◆ What is needed
Skip the images and return the records below exactly.

◆ Records for this task

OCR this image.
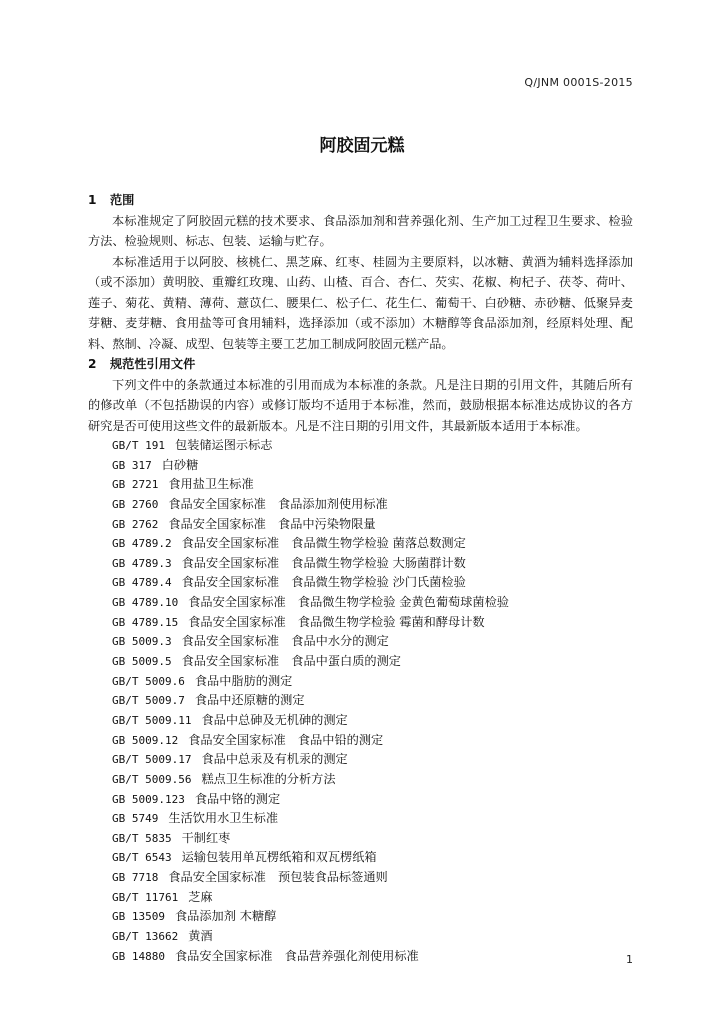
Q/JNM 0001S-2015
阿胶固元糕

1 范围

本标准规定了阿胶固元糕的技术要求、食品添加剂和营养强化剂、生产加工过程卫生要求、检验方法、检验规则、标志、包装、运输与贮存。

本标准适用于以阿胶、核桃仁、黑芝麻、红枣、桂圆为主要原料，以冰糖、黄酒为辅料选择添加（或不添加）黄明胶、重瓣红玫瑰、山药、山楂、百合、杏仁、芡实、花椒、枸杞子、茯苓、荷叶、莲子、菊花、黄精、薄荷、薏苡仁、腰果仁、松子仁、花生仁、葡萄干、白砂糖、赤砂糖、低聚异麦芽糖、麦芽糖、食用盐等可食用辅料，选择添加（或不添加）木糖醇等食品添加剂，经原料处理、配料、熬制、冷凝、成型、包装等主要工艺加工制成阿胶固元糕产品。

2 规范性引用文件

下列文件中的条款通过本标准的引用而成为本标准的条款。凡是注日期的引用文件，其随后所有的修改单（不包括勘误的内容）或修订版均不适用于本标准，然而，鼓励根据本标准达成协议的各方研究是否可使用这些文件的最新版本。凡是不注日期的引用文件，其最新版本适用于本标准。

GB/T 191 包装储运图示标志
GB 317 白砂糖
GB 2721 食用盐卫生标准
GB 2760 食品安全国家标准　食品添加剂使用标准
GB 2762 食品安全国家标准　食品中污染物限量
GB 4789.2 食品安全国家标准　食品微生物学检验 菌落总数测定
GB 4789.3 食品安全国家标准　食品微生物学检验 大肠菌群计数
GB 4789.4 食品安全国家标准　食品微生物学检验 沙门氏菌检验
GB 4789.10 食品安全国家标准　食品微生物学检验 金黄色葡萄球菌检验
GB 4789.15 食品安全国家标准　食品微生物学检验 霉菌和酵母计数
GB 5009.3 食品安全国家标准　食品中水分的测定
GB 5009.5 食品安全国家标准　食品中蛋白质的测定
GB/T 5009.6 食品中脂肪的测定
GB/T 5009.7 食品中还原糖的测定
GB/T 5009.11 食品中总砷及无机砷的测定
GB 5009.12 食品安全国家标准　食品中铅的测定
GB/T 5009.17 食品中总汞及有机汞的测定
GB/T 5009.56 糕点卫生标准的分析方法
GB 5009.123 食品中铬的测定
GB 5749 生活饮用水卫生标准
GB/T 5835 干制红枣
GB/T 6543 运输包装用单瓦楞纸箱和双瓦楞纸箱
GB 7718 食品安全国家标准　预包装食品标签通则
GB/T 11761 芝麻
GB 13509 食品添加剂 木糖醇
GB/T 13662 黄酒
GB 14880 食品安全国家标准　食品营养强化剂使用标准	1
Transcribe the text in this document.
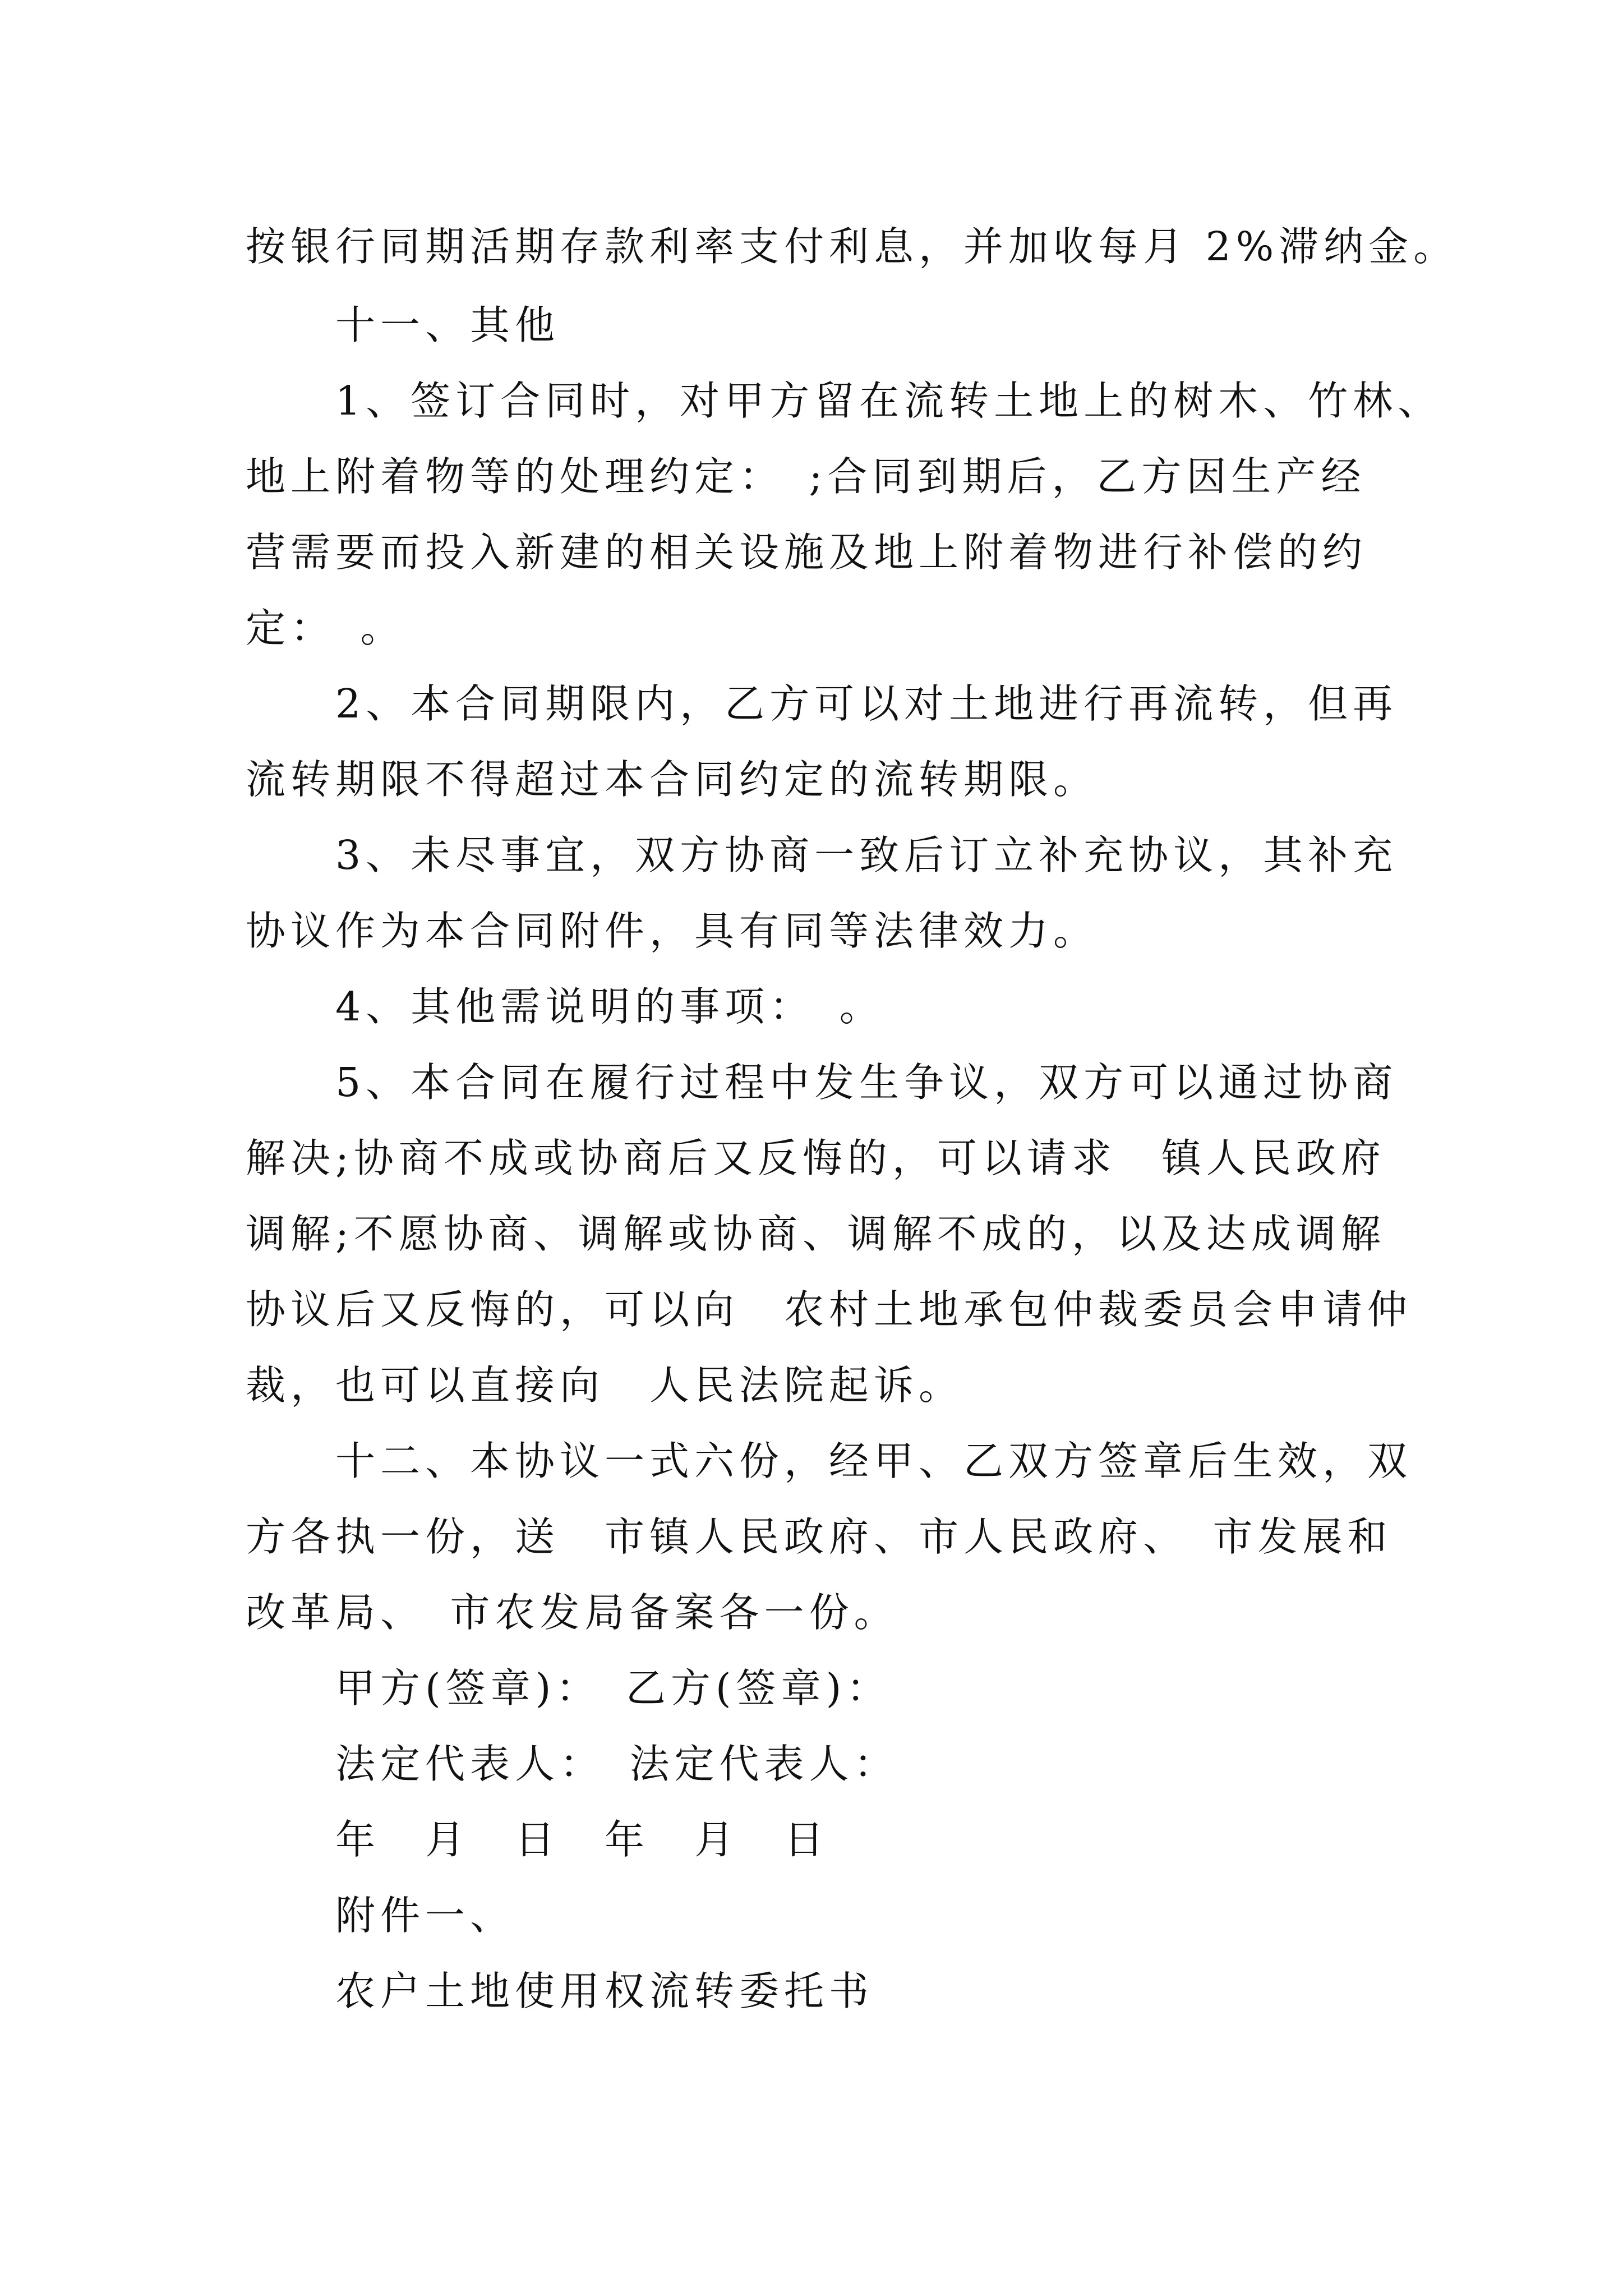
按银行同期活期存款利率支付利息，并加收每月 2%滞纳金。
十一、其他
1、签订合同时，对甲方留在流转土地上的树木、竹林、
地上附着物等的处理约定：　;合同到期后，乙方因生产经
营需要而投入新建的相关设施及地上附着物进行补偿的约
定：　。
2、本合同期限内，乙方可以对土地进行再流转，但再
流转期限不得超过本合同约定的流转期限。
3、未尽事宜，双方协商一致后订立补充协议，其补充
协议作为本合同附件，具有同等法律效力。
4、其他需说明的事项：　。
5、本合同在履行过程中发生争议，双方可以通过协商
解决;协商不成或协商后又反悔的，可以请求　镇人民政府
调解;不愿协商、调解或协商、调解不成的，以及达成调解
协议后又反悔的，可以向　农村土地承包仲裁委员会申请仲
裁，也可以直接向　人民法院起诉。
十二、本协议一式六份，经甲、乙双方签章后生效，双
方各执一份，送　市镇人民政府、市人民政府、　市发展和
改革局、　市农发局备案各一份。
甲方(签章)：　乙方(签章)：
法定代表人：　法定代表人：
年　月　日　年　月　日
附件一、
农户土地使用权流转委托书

◆ Solution below
OCR this image.
Q/JNM 0001S-2015
阿胶固元糕

1 范围

本标准规定了阿胶固元糕的技术要求、食品添加剂和营养强化剂、生产加工过程卫生要求、检验方法、检验规则、标志、包装、运输与贮存。

本标准适用于以阿胶、核桃仁、黑芝麻、红枣、桂圆为主要原料，以冰糖、黄酒为辅料选择添加（或不添加）黄明胶、重瓣红玫瑰、山药、山楂、百合、杏仁、芡实、花椒、枸杞子、茯苓、荷叶、莲子、菊花、黄精、薄荷、薏苡仁、腰果仁、松子仁、花生仁、葡萄干、白砂糖、赤砂糖、低聚异麦芽糖、麦芽糖、食用盐等可食用辅料，选择添加（或不添加）木糖醇等食品添加剂，经原料处理、配料、熬制、冷凝、成型、包装等主要工艺加工制成阿胶固元糕产品。

2 规范性引用文件

下列文件中的条款通过本标准的引用而成为本标准的条款。凡是注日期的引用文件，其随后所有的修改单（不包括勘误的内容）或修订版均不适用于本标准，然而，鼓励根据本标准达成协议的各方研究是否可使用这些文件的最新版本。凡是不注日期的引用文件，其最新版本适用于本标准。

GB/T 191 包装储运图示标志
GB 317 白砂糖
GB 2721 食用盐卫生标准
GB 2760 食品安全国家标准　食品添加剂使用标准
GB 2762 食品安全国家标准　食品中污染物限量
GB 4789.2 食品安全国家标准　食品微生物学检验 菌落总数测定
GB 4789.3 食品安全国家标准　食品微生物学检验 大肠菌群计数
GB 4789.4 食品安全国家标准　食品微生物学检验 沙门氏菌检验
GB 4789.10 食品安全国家标准　食品微生物学检验 金黄色葡萄球菌检验
GB 4789.15 食品安全国家标准　食品微生物学检验 霉菌和酵母计数
GB 5009.3 食品安全国家标准　食品中水分的测定
GB 5009.5 食品安全国家标准　食品中蛋白质的测定
GB/T 5009.6 食品中脂肪的测定
GB/T 5009.7 食品中还原糖的测定
GB/T 5009.11 食品中总砷及无机砷的测定
GB 5009.12 食品安全国家标准　食品中铅的测定
GB/T 5009.17 食品中总汞及有机汞的测定
GB/T 5009.56 糕点卫生标准的分析方法
GB 5009.123 食品中铬的测定
GB 5749 生活饮用水卫生标准
GB/T 5835 干制红枣
GB/T 6543 运输包装用单瓦楞纸箱和双瓦楞纸箱
GB 7718 食品安全国家标准　预包装食品标签通则
GB/T 11761 芝麻
GB 13509 食品添加剂 木糖醇
GB/T 13662 黄酒
GB 14880 食品安全国家标准　食品营养强化剂使用标准	1
Transcribe the text in this document.
按银行同期活期存款利率支付利息，并加收每月 2%滞纳金。
十一、其他
1、签订合同时，对甲方留在流转土地上的树木、竹林、
地上附着物等的处理约定：　;合同到期后，乙方因生产经
营需要而投入新建的相关设施及地上附着物进行补偿的约
定：　。
2、本合同期限内，乙方可以对土地进行再流转，但再
流转期限不得超过本合同约定的流转期限。
3、未尽事宜，双方协商一致后订立补充协议，其补充
协议作为本合同附件，具有同等法律效力。
4、其他需说明的事项：　。
5、本合同在履行过程中发生争议，双方可以通过协商
解决;协商不成或协商后又反悔的，可以请求　镇人民政府
调解;不愿协商、调解或协商、调解不成的，以及达成调解
协议后又反悔的，可以向　农村土地承包仲裁委员会申请仲
裁，也可以直接向　人民法院起诉。
十二、本协议一式六份，经甲、乙双方签章后生效，双
方各执一份，送　市镇人民政府、市人民政府、　市发展和
改革局、　市农发局备案各一份。
甲方(签章)：　乙方(签章)：
法定代表人：　法定代表人：
年　月　日　年　月　日
附件一、
农户土地使用权流转委托书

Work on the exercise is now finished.